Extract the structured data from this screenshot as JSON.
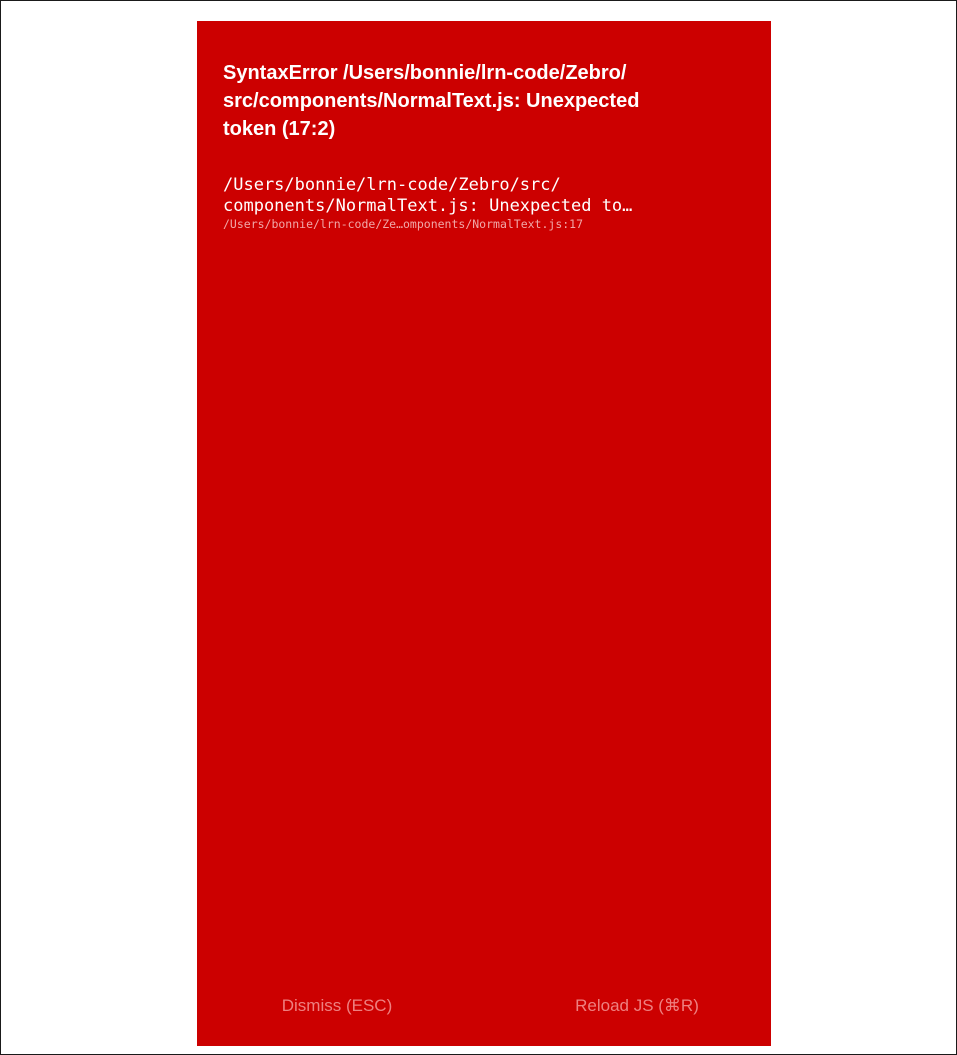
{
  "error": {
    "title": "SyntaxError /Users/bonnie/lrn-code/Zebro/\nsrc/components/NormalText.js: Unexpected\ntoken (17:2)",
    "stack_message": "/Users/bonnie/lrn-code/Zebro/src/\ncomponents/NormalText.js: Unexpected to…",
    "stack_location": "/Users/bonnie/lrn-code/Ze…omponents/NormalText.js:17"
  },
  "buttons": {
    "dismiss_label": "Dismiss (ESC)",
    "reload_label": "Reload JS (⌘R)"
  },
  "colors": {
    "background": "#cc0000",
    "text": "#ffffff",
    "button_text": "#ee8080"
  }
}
———
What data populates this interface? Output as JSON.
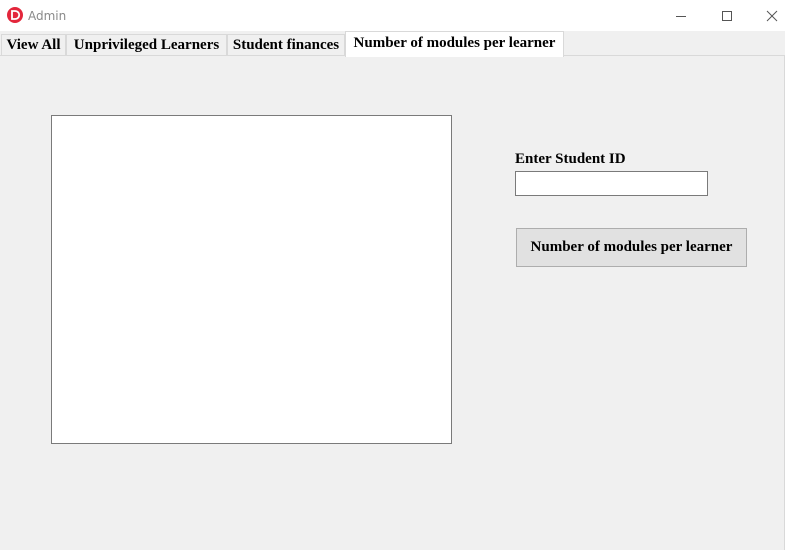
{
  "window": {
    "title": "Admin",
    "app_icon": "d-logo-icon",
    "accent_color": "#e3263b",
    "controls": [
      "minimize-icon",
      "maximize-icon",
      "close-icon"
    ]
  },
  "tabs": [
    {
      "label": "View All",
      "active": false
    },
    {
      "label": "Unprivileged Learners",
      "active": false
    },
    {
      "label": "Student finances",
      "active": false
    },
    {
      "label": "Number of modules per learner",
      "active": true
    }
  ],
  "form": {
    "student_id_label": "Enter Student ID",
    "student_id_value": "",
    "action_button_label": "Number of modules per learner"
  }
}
———
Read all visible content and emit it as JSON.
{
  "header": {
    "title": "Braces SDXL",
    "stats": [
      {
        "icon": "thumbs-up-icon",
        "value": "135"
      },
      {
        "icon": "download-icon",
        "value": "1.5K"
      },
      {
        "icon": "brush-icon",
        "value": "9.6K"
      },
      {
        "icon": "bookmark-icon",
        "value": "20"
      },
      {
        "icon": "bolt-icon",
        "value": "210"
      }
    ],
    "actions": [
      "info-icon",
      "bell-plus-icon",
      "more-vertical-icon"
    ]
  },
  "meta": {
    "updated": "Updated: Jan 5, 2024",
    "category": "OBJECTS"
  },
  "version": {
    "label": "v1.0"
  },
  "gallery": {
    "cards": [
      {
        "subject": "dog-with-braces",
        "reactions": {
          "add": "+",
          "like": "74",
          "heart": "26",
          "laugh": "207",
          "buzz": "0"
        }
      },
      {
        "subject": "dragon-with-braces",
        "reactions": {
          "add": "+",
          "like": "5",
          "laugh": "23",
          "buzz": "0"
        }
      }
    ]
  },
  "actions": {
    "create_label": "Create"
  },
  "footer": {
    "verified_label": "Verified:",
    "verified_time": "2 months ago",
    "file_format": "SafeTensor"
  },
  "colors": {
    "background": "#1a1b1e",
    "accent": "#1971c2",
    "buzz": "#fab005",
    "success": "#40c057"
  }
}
———
**WHAT THIS TASK INVOLVES:**
Count each line where the string "data" occurs, and write only the number.

**IN RESPONSE:**
2